### Supplied entries
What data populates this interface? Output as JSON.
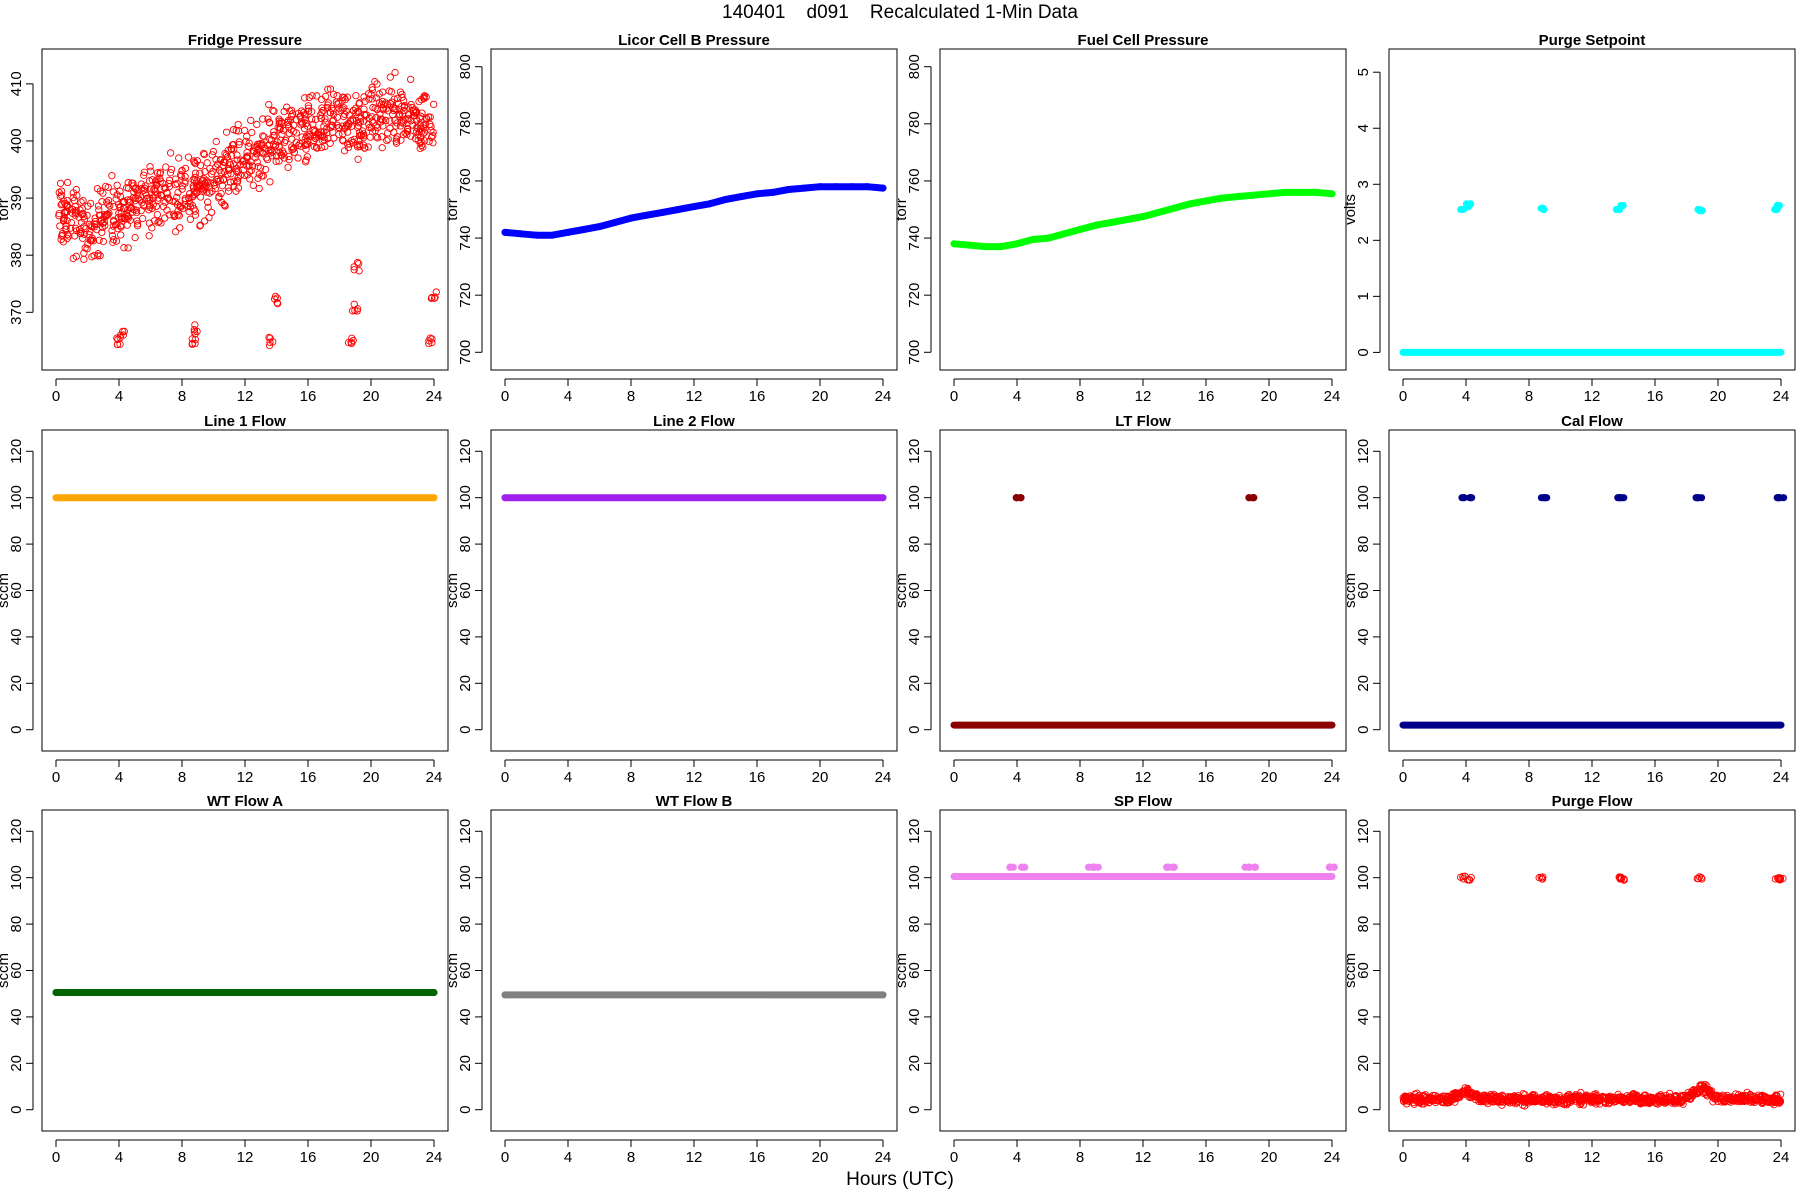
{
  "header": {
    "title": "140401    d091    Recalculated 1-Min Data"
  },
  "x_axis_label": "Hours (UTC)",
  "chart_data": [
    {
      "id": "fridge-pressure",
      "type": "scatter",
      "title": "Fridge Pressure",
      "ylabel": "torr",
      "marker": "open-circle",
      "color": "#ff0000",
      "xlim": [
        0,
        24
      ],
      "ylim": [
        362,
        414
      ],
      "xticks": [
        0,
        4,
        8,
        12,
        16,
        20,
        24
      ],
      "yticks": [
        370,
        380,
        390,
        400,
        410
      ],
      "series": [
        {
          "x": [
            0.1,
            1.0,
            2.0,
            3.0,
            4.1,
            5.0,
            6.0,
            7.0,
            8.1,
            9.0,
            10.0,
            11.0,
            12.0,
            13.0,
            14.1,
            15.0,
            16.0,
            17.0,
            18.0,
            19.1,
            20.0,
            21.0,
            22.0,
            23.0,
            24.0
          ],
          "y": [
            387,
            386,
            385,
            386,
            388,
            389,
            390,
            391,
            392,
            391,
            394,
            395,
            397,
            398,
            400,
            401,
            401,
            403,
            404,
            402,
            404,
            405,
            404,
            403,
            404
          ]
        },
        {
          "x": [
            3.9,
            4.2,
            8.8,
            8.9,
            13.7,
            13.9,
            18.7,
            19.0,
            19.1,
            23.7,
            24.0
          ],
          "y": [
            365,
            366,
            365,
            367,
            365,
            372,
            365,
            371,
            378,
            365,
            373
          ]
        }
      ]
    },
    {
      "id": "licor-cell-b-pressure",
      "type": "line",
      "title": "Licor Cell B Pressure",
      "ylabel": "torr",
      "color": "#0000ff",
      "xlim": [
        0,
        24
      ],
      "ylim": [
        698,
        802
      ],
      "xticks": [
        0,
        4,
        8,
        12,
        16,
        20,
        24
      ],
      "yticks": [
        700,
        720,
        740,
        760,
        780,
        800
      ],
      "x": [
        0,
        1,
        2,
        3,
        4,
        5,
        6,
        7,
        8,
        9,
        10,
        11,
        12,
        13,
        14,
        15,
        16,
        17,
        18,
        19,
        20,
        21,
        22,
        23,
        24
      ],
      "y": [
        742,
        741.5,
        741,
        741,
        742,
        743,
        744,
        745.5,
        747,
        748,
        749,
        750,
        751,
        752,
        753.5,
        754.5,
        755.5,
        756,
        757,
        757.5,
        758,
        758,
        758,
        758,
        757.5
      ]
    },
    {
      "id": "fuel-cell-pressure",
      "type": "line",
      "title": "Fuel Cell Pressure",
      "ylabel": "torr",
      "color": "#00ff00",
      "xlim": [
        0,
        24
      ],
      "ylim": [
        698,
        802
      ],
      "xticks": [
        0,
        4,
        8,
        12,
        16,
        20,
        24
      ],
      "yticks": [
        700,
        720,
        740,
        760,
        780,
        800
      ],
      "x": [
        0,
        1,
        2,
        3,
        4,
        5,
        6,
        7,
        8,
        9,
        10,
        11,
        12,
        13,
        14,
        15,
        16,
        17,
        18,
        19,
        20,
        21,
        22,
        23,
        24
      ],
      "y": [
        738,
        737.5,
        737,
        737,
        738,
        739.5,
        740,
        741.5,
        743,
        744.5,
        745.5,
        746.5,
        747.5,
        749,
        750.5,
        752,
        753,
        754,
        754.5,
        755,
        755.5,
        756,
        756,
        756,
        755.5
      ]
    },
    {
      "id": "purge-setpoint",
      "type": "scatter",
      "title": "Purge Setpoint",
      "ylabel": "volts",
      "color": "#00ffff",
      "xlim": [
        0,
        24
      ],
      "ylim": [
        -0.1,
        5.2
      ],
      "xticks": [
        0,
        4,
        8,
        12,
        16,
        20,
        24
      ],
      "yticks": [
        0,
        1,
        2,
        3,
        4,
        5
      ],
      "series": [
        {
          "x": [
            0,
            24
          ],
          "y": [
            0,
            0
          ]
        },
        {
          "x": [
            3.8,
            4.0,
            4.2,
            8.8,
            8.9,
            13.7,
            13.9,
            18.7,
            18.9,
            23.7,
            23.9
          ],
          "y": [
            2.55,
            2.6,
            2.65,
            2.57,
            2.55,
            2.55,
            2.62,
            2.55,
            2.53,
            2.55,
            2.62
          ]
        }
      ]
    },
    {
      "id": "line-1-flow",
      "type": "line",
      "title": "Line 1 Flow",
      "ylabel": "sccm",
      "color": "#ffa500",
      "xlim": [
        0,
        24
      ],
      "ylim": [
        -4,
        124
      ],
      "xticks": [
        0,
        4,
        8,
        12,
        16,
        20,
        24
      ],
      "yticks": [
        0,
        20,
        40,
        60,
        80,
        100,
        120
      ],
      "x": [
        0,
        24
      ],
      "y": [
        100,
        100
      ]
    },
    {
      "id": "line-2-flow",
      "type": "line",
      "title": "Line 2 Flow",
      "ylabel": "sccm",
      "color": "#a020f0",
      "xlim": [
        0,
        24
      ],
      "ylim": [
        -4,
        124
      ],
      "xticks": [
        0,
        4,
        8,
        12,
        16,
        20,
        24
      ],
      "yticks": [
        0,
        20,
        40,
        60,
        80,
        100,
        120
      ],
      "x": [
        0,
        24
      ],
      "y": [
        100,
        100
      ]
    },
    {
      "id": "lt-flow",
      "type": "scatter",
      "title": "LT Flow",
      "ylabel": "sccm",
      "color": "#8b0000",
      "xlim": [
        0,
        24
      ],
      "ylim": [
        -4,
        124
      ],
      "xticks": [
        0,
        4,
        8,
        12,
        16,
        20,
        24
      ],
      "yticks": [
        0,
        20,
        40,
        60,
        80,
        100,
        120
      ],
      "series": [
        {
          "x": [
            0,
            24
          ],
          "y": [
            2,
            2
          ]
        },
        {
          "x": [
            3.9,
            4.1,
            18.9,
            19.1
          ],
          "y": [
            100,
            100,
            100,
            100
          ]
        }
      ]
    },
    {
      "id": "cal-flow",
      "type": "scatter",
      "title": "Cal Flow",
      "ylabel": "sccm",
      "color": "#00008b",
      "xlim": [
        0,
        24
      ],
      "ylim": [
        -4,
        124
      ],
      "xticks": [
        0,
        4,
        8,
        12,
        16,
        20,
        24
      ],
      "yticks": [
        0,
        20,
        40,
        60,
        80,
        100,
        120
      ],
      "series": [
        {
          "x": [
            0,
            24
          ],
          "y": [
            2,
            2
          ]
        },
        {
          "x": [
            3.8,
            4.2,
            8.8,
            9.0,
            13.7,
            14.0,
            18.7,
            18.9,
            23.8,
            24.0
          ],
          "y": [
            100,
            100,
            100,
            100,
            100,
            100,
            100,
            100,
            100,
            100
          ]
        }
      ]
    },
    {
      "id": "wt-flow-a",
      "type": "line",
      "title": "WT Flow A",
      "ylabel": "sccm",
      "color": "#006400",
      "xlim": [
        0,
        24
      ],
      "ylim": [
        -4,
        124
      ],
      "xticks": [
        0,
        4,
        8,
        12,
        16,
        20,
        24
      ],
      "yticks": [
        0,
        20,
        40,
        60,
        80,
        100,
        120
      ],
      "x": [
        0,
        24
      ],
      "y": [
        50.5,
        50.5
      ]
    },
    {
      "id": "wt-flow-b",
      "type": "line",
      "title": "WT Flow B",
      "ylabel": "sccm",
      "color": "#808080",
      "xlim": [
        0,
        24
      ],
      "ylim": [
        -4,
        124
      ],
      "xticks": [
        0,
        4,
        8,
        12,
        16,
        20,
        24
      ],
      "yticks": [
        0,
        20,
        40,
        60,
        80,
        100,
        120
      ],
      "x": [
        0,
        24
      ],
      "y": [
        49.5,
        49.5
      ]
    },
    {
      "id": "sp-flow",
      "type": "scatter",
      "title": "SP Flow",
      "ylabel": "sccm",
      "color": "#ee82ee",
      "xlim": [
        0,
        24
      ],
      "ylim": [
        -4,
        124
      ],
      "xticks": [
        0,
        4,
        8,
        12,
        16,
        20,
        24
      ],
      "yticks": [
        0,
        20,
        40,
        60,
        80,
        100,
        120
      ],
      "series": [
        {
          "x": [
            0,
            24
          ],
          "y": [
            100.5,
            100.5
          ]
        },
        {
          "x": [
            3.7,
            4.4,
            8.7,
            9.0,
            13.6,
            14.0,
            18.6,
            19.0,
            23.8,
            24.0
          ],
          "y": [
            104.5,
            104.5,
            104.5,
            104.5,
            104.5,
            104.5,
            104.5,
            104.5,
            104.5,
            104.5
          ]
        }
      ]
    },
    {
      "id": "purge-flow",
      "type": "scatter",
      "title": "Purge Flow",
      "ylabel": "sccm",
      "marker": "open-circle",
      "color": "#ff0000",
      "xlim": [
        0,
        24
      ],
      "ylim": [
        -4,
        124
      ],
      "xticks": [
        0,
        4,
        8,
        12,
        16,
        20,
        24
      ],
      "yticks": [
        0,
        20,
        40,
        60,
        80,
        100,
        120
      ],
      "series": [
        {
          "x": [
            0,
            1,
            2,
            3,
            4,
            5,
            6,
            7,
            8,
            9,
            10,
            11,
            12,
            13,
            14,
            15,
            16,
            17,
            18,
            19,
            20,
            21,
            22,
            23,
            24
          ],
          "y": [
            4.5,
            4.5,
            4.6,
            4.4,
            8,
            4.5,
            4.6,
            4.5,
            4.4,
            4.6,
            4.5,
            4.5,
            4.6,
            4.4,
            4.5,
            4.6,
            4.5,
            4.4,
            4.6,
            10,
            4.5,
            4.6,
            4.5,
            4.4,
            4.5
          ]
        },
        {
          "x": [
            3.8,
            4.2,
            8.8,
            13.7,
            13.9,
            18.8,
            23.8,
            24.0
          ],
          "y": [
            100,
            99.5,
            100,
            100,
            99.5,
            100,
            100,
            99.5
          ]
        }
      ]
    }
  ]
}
---
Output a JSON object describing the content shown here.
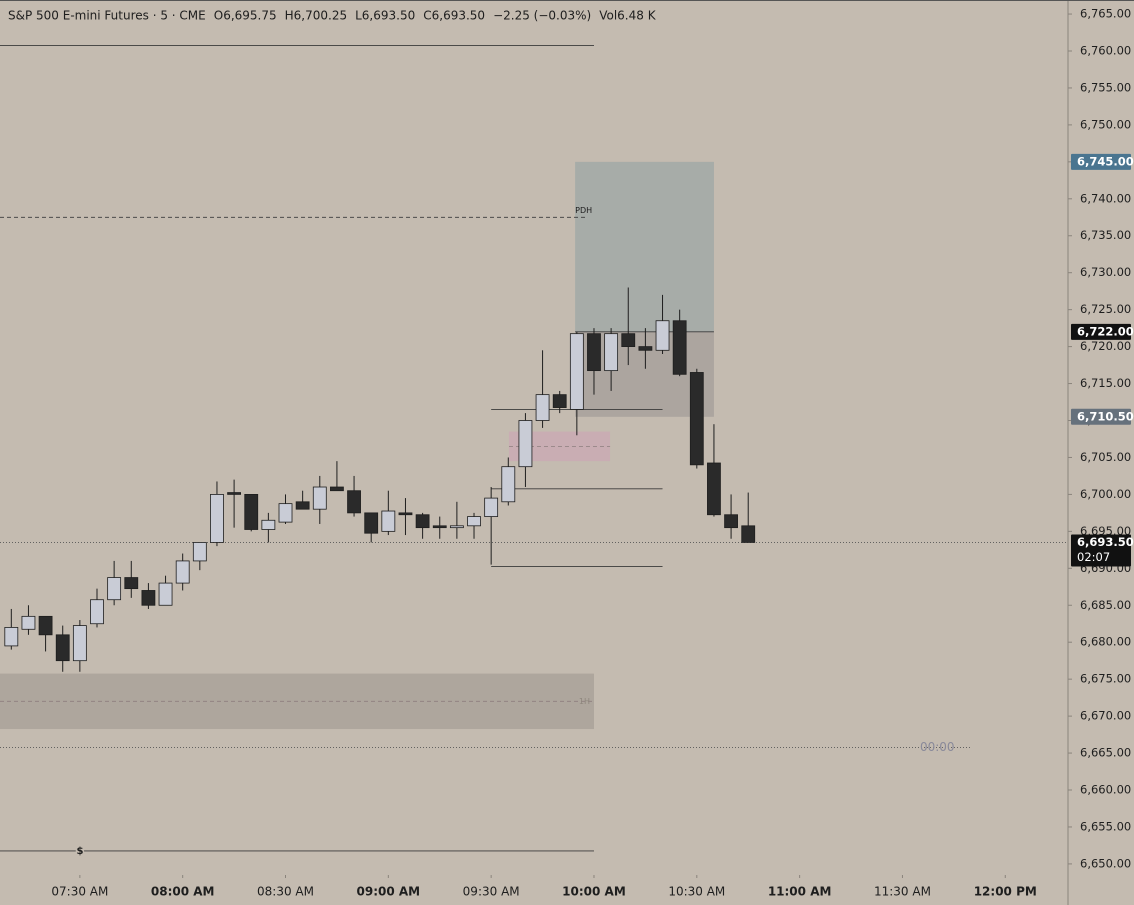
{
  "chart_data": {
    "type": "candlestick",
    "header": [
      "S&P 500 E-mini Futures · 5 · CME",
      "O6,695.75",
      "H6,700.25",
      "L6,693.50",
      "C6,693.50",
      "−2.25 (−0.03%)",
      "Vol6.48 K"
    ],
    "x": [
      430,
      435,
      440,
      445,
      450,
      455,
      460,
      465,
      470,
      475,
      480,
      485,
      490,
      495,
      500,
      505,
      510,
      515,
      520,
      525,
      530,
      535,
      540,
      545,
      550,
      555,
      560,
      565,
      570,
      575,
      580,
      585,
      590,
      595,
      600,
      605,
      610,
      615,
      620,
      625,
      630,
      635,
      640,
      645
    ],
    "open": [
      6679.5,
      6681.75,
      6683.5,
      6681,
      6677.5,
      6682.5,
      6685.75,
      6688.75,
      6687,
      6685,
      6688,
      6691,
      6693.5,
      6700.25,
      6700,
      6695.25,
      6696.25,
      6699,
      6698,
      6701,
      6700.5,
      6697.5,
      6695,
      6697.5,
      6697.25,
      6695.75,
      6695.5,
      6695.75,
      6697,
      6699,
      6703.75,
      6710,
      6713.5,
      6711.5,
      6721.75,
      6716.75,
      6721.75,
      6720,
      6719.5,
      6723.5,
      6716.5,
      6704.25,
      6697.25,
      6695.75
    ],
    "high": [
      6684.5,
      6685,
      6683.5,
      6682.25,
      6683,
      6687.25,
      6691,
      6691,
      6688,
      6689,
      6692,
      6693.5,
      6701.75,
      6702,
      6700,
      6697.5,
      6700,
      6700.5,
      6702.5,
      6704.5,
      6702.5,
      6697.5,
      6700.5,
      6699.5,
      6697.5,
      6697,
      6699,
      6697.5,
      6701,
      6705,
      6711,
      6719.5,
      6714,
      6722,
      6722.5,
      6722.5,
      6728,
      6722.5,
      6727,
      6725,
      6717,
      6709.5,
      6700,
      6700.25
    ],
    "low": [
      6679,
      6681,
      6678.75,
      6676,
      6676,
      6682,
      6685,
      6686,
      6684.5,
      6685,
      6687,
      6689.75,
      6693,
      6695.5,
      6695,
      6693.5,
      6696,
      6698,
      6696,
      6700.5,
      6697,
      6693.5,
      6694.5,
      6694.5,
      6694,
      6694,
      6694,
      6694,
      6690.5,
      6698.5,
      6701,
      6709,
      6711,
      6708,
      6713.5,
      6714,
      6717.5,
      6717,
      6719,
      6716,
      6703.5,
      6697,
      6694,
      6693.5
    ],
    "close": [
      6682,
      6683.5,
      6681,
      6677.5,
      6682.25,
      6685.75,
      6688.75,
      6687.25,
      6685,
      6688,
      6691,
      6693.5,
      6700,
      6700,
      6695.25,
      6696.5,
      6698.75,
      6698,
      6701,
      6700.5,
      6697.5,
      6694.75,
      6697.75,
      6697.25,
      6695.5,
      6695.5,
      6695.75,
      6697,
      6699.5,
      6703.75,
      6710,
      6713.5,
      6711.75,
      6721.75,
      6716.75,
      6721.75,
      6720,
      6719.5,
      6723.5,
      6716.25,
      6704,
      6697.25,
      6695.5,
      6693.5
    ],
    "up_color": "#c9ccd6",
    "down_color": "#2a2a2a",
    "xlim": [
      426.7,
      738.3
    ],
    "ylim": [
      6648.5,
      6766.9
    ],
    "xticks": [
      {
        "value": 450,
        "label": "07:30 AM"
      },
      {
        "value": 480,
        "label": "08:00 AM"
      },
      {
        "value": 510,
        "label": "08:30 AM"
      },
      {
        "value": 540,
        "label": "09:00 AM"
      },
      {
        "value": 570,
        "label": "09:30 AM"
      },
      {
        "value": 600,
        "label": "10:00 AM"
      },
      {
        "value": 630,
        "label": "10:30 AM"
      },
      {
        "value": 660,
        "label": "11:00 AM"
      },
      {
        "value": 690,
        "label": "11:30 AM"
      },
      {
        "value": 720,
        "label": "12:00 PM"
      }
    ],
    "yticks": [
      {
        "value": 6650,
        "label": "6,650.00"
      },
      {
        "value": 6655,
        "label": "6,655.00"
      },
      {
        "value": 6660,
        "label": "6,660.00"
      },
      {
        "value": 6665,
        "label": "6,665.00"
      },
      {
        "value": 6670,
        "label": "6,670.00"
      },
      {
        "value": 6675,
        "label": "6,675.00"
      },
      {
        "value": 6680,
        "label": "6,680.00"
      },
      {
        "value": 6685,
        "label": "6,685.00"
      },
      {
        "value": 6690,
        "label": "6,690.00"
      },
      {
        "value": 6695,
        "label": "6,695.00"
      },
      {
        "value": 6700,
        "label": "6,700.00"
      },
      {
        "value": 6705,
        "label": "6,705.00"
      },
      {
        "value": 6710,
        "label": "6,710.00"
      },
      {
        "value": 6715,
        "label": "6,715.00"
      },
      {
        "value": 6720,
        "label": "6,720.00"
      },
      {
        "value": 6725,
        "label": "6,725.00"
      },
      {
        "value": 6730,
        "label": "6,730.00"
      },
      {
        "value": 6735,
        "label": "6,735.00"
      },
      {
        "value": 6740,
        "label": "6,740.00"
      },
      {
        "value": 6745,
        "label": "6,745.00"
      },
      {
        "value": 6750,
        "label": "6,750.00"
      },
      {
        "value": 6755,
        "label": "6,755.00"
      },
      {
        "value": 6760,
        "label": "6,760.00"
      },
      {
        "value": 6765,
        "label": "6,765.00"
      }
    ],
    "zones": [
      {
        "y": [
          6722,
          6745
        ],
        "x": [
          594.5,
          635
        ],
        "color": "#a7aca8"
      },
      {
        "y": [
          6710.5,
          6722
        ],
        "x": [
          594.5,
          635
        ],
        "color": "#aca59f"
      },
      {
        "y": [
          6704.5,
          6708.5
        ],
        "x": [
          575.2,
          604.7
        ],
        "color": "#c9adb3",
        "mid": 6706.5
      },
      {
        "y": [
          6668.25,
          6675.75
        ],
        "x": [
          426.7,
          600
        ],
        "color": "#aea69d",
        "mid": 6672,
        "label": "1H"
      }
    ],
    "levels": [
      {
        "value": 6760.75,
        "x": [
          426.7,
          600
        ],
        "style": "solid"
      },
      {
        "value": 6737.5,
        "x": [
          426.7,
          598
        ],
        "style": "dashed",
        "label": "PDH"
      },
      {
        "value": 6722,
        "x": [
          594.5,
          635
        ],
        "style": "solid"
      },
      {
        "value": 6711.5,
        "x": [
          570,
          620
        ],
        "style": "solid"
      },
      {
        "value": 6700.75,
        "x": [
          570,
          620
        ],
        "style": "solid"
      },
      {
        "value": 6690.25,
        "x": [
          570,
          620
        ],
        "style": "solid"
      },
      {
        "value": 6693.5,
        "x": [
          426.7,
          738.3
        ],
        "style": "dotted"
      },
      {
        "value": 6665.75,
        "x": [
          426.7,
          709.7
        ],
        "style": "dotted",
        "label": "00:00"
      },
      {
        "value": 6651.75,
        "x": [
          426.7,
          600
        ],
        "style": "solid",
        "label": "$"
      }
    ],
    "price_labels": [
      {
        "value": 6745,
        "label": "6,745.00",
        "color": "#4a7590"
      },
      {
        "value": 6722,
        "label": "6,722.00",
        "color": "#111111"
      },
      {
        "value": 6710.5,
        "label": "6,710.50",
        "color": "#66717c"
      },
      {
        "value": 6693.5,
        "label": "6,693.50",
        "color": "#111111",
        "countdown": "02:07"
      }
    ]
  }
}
* * *
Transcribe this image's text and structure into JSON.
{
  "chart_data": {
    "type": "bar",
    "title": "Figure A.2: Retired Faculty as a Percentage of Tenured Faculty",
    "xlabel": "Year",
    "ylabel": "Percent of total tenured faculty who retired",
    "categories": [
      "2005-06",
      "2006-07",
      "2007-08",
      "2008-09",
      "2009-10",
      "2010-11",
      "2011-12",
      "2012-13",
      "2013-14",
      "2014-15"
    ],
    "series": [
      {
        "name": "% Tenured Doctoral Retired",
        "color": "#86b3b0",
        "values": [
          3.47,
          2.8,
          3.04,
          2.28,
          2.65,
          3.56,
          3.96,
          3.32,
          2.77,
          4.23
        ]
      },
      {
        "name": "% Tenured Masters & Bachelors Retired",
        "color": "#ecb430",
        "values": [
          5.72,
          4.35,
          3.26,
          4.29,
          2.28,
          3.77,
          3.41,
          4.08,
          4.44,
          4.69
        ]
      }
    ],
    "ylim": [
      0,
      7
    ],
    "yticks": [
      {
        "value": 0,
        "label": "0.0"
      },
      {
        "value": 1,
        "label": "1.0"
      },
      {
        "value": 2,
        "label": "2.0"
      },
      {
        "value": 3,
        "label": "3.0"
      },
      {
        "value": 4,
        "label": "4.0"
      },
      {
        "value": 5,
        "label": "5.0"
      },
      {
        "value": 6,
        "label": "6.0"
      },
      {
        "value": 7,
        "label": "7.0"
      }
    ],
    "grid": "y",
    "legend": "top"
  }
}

### Required work
Only the count is needed: the number of lines in the data that include the word "Output".

### Correct response
2